[Start]

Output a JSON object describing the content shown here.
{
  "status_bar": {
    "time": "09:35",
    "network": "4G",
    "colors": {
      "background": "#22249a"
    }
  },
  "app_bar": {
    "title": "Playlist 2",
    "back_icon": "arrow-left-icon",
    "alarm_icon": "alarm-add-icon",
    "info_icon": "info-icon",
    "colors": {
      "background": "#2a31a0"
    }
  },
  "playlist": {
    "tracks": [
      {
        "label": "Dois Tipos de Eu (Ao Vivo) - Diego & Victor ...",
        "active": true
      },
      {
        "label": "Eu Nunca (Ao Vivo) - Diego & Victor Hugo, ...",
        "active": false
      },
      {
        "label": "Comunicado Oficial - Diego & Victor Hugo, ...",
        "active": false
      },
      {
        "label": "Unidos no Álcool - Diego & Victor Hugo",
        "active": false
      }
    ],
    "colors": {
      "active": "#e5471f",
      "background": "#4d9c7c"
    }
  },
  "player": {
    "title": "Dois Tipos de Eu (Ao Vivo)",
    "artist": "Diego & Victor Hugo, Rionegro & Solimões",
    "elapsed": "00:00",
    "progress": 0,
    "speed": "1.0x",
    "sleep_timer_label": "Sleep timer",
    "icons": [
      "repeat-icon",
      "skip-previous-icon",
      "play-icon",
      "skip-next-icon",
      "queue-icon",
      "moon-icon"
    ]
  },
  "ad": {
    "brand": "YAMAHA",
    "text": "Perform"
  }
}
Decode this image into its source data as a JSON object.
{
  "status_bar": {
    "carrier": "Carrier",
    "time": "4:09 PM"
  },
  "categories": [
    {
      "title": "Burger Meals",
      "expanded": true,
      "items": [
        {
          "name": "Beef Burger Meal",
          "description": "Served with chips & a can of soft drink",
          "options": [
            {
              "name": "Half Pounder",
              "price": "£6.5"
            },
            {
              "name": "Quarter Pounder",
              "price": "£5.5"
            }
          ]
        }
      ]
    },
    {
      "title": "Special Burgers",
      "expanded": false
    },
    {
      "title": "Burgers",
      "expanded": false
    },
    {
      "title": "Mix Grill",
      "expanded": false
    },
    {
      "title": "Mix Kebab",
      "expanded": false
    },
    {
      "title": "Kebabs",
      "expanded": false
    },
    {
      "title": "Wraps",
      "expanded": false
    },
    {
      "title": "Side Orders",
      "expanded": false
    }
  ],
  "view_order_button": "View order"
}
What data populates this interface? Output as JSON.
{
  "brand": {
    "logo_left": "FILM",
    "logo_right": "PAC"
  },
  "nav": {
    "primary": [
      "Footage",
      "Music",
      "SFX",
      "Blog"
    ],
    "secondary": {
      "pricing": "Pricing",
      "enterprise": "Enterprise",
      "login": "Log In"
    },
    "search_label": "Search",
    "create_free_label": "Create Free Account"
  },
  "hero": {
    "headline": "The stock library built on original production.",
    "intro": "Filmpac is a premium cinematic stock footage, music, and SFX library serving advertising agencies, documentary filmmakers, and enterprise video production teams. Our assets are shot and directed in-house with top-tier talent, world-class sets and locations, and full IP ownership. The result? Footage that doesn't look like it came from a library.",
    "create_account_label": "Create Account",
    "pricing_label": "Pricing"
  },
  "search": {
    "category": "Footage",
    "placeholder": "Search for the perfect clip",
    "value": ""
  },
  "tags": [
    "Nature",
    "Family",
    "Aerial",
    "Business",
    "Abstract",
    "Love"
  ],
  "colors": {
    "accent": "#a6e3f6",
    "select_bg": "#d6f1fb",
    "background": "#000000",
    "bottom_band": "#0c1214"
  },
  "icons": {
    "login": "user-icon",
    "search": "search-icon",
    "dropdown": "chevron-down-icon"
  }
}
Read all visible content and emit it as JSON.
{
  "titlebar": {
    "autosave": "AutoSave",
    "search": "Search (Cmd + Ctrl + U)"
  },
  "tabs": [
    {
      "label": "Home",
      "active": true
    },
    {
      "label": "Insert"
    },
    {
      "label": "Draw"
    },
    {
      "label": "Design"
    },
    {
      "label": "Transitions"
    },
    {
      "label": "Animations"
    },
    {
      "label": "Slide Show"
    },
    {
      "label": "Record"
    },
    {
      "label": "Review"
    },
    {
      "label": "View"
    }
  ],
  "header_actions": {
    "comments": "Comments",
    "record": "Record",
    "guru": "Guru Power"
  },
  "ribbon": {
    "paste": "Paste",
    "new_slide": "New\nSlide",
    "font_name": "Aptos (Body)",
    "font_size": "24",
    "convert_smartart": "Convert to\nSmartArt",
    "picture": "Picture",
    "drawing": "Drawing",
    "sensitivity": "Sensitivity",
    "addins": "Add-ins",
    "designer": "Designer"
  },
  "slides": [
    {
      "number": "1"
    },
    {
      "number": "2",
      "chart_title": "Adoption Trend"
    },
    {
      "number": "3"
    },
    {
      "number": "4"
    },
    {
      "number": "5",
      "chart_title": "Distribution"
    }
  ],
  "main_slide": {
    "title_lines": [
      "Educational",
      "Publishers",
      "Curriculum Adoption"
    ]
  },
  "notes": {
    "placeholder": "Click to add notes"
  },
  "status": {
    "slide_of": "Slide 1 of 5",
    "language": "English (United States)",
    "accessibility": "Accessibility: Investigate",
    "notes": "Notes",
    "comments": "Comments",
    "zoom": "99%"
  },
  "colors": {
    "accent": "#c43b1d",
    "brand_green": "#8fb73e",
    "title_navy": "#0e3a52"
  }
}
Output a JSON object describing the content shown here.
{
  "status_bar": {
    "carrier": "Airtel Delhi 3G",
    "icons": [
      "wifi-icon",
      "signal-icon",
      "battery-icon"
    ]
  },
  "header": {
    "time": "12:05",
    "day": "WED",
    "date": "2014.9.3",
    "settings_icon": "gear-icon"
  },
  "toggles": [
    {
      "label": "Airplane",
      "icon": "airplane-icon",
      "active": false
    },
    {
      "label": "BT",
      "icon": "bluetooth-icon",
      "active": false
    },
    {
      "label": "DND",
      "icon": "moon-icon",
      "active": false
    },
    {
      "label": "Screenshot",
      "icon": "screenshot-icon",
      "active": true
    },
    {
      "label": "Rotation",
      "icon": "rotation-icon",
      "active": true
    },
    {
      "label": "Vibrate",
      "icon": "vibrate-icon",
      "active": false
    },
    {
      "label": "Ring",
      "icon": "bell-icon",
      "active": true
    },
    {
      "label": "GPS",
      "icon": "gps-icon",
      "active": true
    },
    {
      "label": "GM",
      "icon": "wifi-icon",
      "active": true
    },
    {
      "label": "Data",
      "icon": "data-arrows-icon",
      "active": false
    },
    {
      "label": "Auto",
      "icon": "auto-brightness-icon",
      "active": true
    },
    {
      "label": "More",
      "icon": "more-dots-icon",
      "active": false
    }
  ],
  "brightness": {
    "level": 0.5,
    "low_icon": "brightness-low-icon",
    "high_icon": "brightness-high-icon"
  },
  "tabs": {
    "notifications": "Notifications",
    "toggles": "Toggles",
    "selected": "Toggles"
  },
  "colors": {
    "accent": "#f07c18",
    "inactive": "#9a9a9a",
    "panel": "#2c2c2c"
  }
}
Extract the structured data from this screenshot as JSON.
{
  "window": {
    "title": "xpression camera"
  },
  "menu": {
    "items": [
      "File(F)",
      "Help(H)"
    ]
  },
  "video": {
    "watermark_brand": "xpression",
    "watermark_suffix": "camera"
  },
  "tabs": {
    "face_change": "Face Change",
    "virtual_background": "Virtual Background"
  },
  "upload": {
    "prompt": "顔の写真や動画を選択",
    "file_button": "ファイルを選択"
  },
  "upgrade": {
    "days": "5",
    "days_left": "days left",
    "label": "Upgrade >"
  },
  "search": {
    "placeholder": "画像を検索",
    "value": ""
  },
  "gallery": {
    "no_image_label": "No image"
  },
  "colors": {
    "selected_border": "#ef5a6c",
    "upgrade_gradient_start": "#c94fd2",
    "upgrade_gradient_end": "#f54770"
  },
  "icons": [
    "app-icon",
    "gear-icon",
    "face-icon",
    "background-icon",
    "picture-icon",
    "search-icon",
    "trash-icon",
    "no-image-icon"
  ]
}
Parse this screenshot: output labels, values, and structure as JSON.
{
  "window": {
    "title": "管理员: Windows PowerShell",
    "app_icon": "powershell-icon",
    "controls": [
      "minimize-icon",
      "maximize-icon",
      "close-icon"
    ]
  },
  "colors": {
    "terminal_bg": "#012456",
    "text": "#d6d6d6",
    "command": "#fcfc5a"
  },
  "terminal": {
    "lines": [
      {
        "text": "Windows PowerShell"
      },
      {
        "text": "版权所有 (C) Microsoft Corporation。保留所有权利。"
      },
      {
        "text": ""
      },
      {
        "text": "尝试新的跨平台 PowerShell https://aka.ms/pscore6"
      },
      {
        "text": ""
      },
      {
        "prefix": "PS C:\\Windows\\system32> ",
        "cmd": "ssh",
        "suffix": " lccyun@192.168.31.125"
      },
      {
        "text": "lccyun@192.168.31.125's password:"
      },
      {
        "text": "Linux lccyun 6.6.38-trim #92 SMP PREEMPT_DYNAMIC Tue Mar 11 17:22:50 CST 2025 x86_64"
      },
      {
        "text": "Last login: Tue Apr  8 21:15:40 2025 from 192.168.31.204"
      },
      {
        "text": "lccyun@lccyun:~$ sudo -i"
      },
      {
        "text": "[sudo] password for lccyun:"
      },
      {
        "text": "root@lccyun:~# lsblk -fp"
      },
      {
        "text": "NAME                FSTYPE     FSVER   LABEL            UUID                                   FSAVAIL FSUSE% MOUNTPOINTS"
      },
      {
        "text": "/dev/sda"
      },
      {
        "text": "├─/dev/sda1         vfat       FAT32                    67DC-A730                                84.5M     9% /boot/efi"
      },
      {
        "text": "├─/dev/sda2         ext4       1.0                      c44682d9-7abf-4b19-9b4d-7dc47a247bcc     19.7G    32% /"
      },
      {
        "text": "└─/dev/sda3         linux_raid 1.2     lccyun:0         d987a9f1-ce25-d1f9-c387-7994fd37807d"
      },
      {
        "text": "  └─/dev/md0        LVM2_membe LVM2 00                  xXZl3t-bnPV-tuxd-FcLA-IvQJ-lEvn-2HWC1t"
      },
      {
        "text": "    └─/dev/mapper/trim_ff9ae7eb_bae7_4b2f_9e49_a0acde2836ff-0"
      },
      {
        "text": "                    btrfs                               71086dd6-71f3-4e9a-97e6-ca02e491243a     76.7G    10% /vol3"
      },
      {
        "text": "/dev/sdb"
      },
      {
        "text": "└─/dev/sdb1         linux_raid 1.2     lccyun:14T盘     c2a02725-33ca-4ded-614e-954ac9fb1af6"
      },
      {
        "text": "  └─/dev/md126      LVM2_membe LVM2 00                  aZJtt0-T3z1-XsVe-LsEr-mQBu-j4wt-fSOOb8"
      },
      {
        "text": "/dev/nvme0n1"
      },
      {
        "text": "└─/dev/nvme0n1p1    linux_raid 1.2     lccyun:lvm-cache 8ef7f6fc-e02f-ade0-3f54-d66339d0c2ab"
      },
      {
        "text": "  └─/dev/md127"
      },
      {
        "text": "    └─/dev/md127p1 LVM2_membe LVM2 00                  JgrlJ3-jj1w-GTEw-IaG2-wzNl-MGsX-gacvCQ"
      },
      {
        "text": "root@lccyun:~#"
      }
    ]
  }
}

[End]

SHORT PROBLEM: Scan the data above and copy every line with "login" in it.

REPLY:
      "login": "Log In"
    "login": "user-icon",
        "text": "Last login: Tue Apr  8 21:15:40 2025 from 192.168.31.204"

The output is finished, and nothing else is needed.